§ **DATA SECTION**
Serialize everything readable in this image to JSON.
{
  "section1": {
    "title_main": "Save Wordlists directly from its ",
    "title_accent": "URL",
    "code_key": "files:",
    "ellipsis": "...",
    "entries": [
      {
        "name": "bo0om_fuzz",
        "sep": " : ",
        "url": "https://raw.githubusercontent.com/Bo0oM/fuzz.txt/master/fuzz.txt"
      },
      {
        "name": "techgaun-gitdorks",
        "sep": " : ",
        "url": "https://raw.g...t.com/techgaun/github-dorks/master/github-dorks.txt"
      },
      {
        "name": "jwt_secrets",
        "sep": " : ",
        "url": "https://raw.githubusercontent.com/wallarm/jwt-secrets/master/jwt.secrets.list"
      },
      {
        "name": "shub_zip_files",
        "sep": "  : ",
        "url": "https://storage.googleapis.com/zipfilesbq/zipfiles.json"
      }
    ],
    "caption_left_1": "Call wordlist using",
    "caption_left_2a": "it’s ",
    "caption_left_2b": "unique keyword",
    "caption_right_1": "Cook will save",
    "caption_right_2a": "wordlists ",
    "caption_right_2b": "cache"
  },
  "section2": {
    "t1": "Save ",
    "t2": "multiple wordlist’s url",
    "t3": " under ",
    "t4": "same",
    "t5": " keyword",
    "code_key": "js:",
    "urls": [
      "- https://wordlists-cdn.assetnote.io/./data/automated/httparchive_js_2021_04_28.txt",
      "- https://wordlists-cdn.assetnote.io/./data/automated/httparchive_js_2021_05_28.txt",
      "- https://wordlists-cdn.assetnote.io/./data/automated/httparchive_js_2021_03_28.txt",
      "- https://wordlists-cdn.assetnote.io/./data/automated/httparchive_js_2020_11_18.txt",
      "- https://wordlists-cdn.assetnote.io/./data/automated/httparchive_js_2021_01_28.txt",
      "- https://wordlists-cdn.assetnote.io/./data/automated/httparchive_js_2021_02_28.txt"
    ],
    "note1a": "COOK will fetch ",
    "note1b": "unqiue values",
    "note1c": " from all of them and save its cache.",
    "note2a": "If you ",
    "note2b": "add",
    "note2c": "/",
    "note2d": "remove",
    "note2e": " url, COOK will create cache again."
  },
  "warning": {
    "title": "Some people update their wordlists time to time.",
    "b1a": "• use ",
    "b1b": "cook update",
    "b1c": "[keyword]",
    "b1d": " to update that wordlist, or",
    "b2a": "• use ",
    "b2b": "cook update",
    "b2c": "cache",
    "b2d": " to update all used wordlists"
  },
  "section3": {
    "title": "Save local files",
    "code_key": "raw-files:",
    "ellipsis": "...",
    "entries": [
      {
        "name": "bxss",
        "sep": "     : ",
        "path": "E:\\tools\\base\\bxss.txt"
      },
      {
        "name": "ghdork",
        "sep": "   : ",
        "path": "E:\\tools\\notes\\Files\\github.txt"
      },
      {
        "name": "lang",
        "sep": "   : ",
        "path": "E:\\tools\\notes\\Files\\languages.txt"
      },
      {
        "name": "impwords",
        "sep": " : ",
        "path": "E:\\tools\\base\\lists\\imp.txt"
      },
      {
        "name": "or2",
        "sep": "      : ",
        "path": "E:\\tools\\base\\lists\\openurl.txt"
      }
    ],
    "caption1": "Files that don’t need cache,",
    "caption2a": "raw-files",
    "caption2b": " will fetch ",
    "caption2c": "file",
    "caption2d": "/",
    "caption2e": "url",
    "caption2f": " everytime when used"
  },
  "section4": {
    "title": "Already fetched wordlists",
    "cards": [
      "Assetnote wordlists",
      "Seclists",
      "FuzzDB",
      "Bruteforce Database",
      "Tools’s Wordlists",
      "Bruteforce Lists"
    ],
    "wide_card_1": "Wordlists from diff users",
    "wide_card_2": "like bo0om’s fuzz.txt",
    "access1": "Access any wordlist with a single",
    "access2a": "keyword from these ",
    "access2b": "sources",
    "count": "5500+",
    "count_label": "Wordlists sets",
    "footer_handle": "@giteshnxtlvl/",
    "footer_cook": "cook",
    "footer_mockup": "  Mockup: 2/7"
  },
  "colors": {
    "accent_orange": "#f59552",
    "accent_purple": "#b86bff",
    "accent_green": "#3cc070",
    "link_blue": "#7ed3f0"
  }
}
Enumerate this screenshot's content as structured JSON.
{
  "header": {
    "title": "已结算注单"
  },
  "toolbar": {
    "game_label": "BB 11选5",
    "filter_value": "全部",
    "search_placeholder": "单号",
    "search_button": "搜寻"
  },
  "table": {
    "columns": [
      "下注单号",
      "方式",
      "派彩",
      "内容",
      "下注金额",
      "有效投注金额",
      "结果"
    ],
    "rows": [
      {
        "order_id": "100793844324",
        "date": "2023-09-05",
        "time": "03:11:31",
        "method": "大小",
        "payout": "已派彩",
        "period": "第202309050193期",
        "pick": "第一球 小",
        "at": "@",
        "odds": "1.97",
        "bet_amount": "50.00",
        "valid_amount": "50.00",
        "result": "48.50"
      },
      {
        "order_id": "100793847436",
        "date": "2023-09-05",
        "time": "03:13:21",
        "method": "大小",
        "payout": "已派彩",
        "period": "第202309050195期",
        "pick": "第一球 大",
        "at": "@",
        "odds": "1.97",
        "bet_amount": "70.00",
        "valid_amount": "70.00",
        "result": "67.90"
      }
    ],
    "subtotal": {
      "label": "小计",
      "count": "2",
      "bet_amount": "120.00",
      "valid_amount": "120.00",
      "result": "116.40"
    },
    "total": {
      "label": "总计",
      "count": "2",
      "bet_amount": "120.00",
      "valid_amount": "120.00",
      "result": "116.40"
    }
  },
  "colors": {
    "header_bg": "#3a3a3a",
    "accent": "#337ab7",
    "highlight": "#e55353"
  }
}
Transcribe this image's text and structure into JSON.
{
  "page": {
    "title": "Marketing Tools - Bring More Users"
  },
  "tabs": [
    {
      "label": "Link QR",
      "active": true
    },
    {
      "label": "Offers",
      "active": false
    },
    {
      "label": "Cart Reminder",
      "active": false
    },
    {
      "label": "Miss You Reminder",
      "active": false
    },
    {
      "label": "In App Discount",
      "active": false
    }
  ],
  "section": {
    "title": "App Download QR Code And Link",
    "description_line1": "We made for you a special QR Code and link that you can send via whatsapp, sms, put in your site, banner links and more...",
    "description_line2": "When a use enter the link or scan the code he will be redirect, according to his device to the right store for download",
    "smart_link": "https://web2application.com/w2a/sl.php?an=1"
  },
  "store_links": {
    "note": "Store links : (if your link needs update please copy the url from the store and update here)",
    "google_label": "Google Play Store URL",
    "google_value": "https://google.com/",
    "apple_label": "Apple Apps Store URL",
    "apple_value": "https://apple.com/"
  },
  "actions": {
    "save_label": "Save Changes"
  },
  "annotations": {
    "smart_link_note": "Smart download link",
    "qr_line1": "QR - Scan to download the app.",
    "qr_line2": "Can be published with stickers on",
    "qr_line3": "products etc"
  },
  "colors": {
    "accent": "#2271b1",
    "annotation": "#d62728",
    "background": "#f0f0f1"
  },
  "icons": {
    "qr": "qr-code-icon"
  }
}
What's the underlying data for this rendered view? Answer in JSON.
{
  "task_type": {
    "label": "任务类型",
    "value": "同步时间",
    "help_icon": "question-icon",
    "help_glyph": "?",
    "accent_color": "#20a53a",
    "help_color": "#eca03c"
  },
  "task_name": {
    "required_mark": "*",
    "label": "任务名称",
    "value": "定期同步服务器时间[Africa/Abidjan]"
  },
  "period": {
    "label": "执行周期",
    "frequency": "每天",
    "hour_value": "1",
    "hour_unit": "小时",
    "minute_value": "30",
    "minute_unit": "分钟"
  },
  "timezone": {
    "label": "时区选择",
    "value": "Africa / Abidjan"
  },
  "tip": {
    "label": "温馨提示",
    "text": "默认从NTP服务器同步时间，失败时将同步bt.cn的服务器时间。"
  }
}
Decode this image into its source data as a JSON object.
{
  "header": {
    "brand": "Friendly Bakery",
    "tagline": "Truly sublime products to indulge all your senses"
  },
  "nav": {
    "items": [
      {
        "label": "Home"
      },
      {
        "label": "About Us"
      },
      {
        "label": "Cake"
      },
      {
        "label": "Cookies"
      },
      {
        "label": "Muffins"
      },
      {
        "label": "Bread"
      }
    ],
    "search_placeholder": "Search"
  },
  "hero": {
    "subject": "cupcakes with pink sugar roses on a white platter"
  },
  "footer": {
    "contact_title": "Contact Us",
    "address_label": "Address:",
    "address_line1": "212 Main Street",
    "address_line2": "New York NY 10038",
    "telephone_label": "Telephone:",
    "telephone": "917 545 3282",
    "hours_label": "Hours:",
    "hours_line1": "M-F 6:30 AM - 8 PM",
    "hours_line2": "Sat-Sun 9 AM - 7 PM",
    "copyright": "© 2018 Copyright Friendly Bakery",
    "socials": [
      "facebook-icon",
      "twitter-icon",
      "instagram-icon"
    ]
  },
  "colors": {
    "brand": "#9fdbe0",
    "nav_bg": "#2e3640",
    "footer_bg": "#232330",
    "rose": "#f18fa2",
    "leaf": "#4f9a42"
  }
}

§ **AIM**
Repeat only the lines running from the line that contains "Decode this image" through the last line above, inclusive.

§ **SOLUTION TO THE PROBLEM**
Decode this image into its source data as a JSON object.
{
  "header": {
    "brand": "Friendly Bakery",
    "tagline": "Truly sublime products to indulge all your senses"
  },
  "nav": {
    "items": [
      {
        "label": "Home"
      },
      {
        "label": "About Us"
      },
      {
        "label": "Cake"
      },
      {
        "label": "Cookies"
      },
      {
        "label": "Muffins"
      },
      {
        "label": "Bread"
      }
    ],
    "search_placeholder": "Search"
  },
  "hero": {
    "subject": "cupcakes with pink sugar roses on a white platter"
  },
  "footer": {
    "contact_title": "Contact Us",
    "address_label": "Address:",
    "address_line1": "212 Main Street",
    "address_line2": "New York NY 10038",
    "telephone_label": "Telephone:",
    "telephone": "917 545 3282",
    "hours_label": "Hours:",
    "hours_line1": "M-F 6:30 AM - 8 PM",
    "hours_line2": "Sat-Sun 9 AM - 7 PM",
    "copyright": "© 2018 Copyright Friendly Bakery",
    "socials": [
      "facebook-icon",
      "twitter-icon",
      "instagram-icon"
    ]
  },
  "colors": {
    "brand": "#9fdbe0",
    "nav_bg": "#2e3640",
    "footer_bg": "#232330",
    "rose": "#f18fa2",
    "leaf": "#4f9a42"
  }
}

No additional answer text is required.